→ Goal:
Find the word "表达的能力" in the data. Return every line where it appears.

** start Given data **

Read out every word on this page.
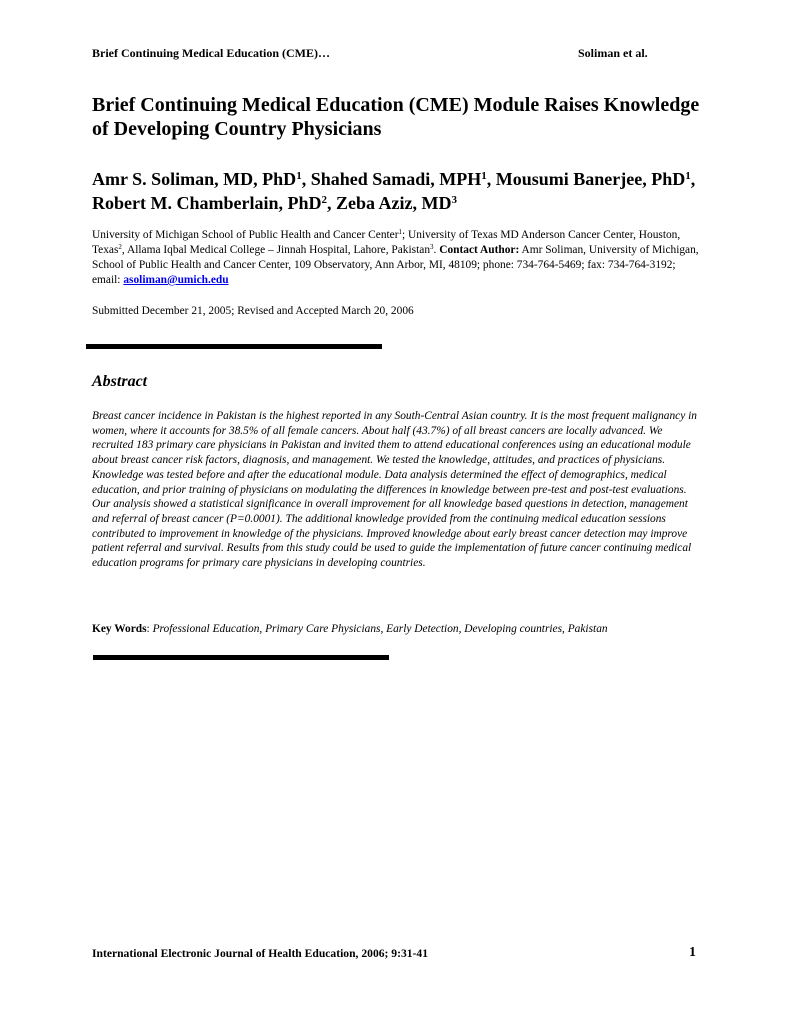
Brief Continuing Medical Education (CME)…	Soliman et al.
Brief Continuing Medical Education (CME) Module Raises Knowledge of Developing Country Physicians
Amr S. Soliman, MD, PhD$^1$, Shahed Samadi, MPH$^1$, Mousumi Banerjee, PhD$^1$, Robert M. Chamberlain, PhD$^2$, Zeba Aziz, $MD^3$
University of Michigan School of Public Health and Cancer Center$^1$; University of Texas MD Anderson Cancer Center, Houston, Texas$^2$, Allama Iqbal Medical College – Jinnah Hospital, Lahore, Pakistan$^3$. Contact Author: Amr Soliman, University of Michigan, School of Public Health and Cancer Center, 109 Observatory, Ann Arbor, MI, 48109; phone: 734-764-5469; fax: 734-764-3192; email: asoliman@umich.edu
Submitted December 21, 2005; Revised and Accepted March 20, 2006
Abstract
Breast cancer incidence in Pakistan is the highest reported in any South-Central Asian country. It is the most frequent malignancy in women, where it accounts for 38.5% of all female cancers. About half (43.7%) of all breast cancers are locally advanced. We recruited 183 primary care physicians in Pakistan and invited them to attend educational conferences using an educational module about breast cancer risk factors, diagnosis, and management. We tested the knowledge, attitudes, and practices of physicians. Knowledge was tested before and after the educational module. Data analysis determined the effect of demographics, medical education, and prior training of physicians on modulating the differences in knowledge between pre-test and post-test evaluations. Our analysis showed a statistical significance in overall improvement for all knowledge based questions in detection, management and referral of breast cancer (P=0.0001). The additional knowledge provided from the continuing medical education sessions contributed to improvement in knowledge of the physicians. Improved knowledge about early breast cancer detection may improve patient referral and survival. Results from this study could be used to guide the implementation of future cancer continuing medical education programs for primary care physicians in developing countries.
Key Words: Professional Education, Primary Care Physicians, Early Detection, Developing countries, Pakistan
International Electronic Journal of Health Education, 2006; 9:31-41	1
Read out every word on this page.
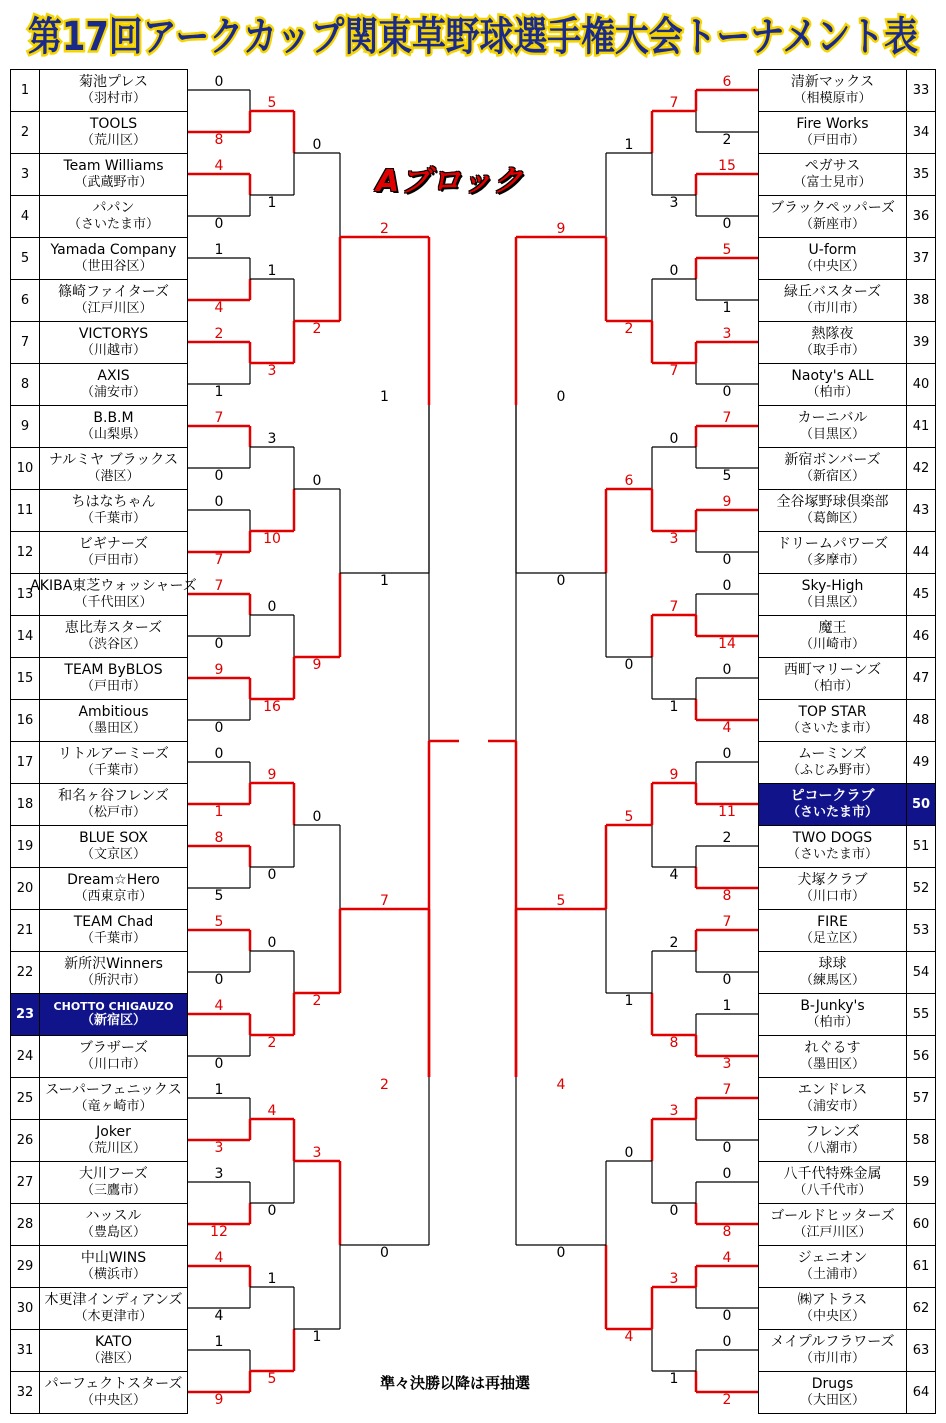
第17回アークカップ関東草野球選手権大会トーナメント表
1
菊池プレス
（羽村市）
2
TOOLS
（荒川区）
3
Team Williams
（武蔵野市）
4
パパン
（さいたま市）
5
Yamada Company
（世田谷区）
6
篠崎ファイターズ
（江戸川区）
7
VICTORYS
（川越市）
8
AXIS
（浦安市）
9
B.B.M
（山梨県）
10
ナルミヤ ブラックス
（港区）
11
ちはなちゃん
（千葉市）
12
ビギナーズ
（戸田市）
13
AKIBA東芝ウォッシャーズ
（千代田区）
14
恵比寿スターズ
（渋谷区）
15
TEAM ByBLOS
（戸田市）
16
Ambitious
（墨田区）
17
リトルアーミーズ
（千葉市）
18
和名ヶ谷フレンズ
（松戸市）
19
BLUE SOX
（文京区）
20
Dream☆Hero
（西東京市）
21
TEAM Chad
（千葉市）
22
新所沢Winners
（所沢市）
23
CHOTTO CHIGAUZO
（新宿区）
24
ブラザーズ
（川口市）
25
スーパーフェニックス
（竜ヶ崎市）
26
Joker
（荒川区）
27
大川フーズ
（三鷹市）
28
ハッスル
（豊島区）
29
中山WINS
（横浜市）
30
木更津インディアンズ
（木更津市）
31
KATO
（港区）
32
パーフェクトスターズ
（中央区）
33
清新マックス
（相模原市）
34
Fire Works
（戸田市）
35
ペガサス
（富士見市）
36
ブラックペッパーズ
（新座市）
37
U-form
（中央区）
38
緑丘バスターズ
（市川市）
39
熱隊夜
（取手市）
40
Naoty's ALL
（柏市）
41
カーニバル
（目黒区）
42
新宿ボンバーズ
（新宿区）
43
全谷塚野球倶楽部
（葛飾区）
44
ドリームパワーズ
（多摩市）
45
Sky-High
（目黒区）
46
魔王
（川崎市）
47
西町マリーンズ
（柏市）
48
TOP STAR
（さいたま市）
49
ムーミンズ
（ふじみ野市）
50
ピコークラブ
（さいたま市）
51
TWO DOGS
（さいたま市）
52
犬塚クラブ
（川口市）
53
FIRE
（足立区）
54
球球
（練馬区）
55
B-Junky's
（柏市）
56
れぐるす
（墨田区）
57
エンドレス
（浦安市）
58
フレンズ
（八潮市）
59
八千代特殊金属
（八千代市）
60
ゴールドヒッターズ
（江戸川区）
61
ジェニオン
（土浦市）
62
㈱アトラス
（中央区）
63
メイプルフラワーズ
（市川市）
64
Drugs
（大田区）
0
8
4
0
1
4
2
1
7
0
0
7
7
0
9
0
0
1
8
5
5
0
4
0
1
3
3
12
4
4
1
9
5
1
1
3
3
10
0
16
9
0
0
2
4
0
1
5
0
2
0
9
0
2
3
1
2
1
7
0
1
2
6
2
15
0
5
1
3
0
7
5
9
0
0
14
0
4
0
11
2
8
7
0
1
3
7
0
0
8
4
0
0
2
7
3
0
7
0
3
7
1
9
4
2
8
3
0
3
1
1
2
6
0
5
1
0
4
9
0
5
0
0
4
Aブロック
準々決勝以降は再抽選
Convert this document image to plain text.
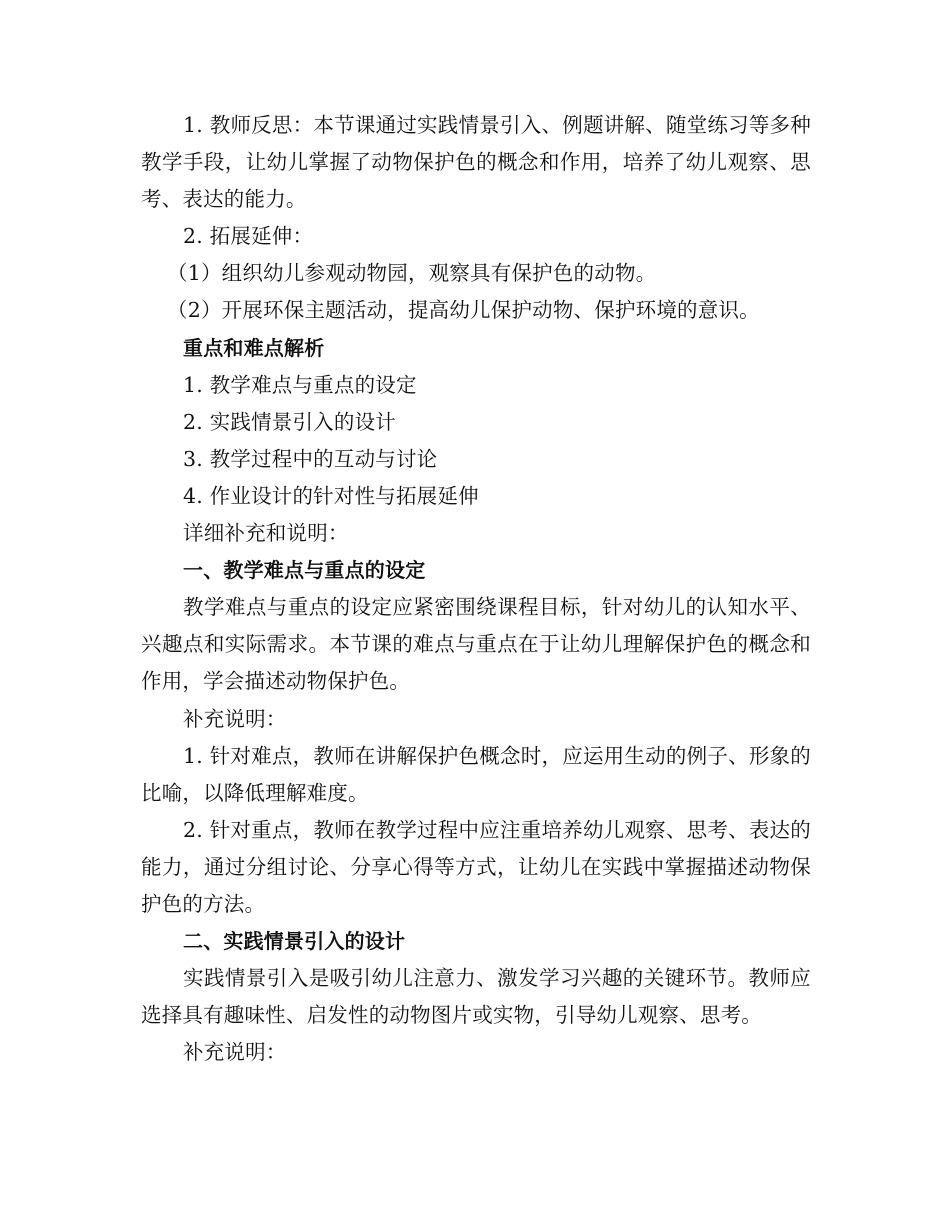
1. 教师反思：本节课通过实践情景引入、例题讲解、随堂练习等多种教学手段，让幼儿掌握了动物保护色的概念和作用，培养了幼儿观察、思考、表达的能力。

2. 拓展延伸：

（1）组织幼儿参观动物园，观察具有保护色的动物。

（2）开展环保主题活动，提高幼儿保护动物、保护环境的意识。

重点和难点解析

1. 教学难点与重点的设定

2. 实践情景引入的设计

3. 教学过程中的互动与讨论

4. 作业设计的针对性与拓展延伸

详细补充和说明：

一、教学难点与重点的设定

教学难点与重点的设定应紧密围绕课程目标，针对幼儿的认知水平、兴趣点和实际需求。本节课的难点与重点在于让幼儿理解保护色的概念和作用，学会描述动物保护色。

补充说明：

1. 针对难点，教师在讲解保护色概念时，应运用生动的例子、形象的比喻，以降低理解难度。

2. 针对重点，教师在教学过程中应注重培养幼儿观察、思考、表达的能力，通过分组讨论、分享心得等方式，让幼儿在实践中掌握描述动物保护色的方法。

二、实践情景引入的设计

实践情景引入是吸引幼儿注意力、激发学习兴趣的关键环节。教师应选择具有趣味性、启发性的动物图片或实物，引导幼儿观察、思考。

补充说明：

** end Given data **

→ Result:
1. 教师反思：本节课通过实践情景引入、例题讲解、随堂练习等多种教学手段，让幼儿掌握了动物保护色的概念和作用，培养了幼儿观察、思考、表达的能力。
2. 针对重点，教师在教学过程中应注重培养幼儿观察、思考、表达的能力，通过分组讨论、分享心得等方式，让幼儿在实践中掌握描述动物保护色的方法。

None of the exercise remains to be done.